Work required:
In your copy, reproduce the entries exactly as they are, minus the images.

Data for processing:
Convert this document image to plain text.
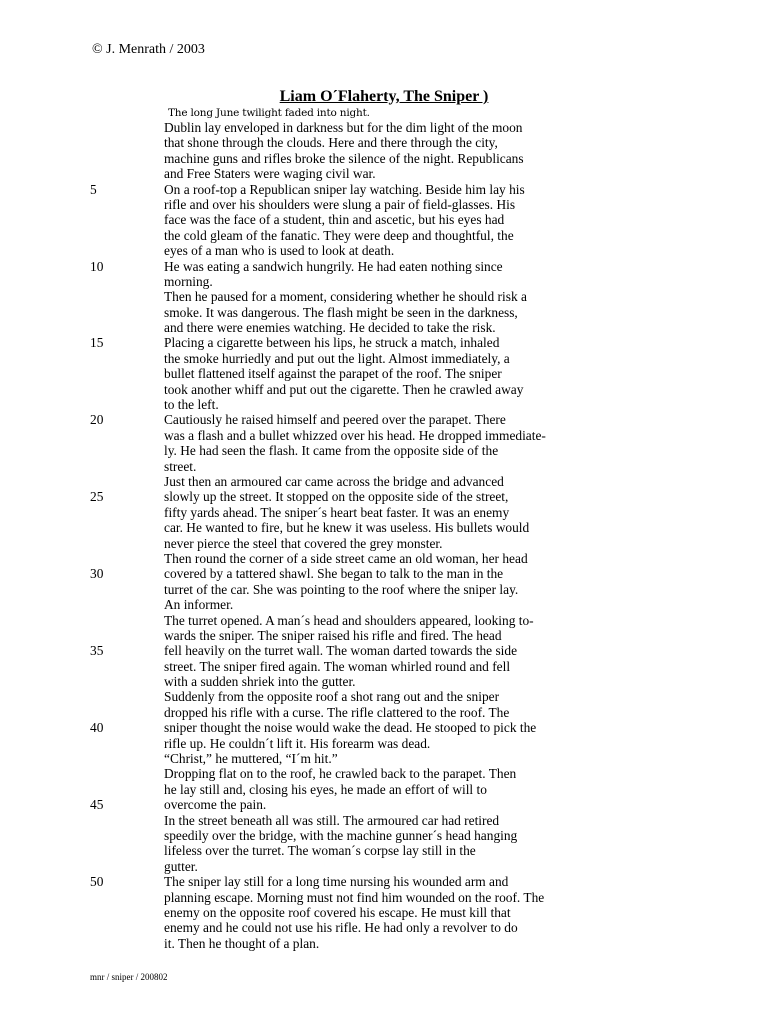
© J. Menrath / 2003
Liam O´Flaherty, The Sniper )
The long June twilight faded into night.
Dublin lay enveloped in darkness but for the dim light of the moon
that shone through the clouds. Here and there through the city,
machine guns and rifles broke the silence of the night. Republicans
and Free Staters were waging civil war.
5	On a roof-top a Republican sniper lay watching. Beside him lay his
rifle and over his shoulders were slung a pair of field-glasses. His
face was the face of a student, thin and ascetic, but his eyes had
the cold gleam of the fanatic. They were deep and thoughtful, the
eyes of a man who is used to look at death.
10	He was eating a sandwich hungrily. He had eaten nothing since
morning.
Then he paused for a moment, considering whether he should risk a
smoke. It was dangerous. The flash might be seen in the darkness,
and there were enemies watching. He decided to take the risk.
15	Placing a cigarette between his lips, he struck a match, inhaled
the smoke hurriedly and put out the light. Almost immediately, a
bullet flattened itself against the parapet of the roof. The sniper
took another whiff and put out the cigarette. Then he crawled away
to the left.
20	Cautiously he raised himself and peered over the parapet. There
was a flash and a bullet whizzed over his head. He dropped immediate-
ly. He had seen the flash. It came from the opposite side of the
street.
Just then an armoured car came across the bridge and advanced
25	slowly up the street. It stopped on the opposite side of the street,
fifty yards ahead. The sniper´s heart beat faster. It was an enemy
car. He wanted to fire, but he knew it was useless. His bullets would
never pierce the steel that covered the grey monster.
Then round the corner of a side street came an old woman, her head
30	covered by a tattered shawl. She began to talk to the man in the
turret of the car. She was pointing to the roof where the sniper lay.
An informer.
The turret opened. A man´s head and shoulders appeared, looking to-
wards the sniper. The sniper raised his rifle and fired. The head
35	fell heavily on the turret wall. The woman darted towards the side
street. The sniper fired again. The woman whirled round and fell
with a sudden shriek into the gutter.
Suddenly from the opposite roof a shot rang out and the sniper
dropped his rifle with a curse. The rifle clattered to the roof. The
40	sniper thought the noise would wake the dead. He stooped to pick the
rifle up. He couldn´t lift it. His forearm was dead.
“Christ,” he muttered, “I´m hit.”
Dropping flat on to the roof, he crawled back to the parapet. Then
he lay still and, closing his eyes, he made an effort of will to
45	overcome the pain.
In the street beneath all was still. The armoured car had retired
speedily over the bridge, with the machine gunner´s head hanging
lifeless over the turret. The woman´s corpse lay still in the
gutter.
50	The sniper lay still for a long time nursing his wounded arm and
planning escape. Morning must not find him wounded on the roof. The
enemy on the opposite roof covered his escape. He must kill that
enemy and he could not use his rifle. He had only a revolver to do
it. Then he thought of a plan.
mnr / sniper / 200802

Result below:
Convert this document image to plain text.
© J. Menrath / 2003
Liam O´Flaherty, The Sniper )
The long June twilight faded into night.
Dublin lay enveloped in darkness but for the dim light of the moon
that shone through the clouds. Here and there through the city,
machine guns and rifles broke the silence of the night. Republicans
and Free Staters were waging civil war.
5	On a roof-top a Republican sniper lay watching. Beside him lay his
rifle and over his shoulders were slung a pair of field-glasses. His
face was the face of a student, thin and ascetic, but his eyes had
the cold gleam of the fanatic. They were deep and thoughtful, the
eyes of a man who is used to look at death.
10	He was eating a sandwich hungrily. He had eaten nothing since
morning.
Then he paused for a moment, considering whether he should risk a
smoke. It was dangerous. The flash might be seen in the darkness,
and there were enemies watching. He decided to take the risk.
15	Placing a cigarette between his lips, he struck a match, inhaled
the smoke hurriedly and put out the light. Almost immediately, a
bullet flattened itself against the parapet of the roof. The sniper
took another whiff and put out the cigarette. Then he crawled away
to the left.
20	Cautiously he raised himself and peered over the parapet. There
was a flash and a bullet whizzed over his head. He dropped immediate-
ly. He had seen the flash. It came from the opposite side of the
street.
Just then an armoured car came across the bridge and advanced
25	slowly up the street. It stopped on the opposite side of the street,
fifty yards ahead. The sniper´s heart beat faster. It was an enemy
car. He wanted to fire, but he knew it was useless. His bullets would
never pierce the steel that covered the grey monster.
Then round the corner of a side street came an old woman, her head
30	covered by a tattered shawl. She began to talk to the man in the
turret of the car. She was pointing to the roof where the sniper lay.
An informer.
The turret opened. A man´s head and shoulders appeared, looking to-
wards the sniper. The sniper raised his rifle and fired. The head
35	fell heavily on the turret wall. The woman darted towards the side
street. The sniper fired again. The woman whirled round and fell
with a sudden shriek into the gutter.
Suddenly from the opposite roof a shot rang out and the sniper
dropped his rifle with a curse. The rifle clattered to the roof. The
40	sniper thought the noise would wake the dead. He stooped to pick the
rifle up. He couldn´t lift it. His forearm was dead.
“Christ,” he muttered, “I´m hit.”
Dropping flat on to the roof, he crawled back to the parapet. Then
he lay still and, closing his eyes, he made an effort of will to
45	overcome the pain.
In the street beneath all was still. The armoured car had retired
speedily over the bridge, with the machine gunner´s head hanging
lifeless over the turret. The woman´s corpse lay still in the
gutter.
50	The sniper lay still for a long time nursing his wounded arm and
planning escape. Morning must not find him wounded on the roof. The
enemy on the opposite roof covered his escape. He must kill that
enemy and he could not use his rifle. He had only a revolver to do
it. Then he thought of a plan.
mnr / sniper / 200802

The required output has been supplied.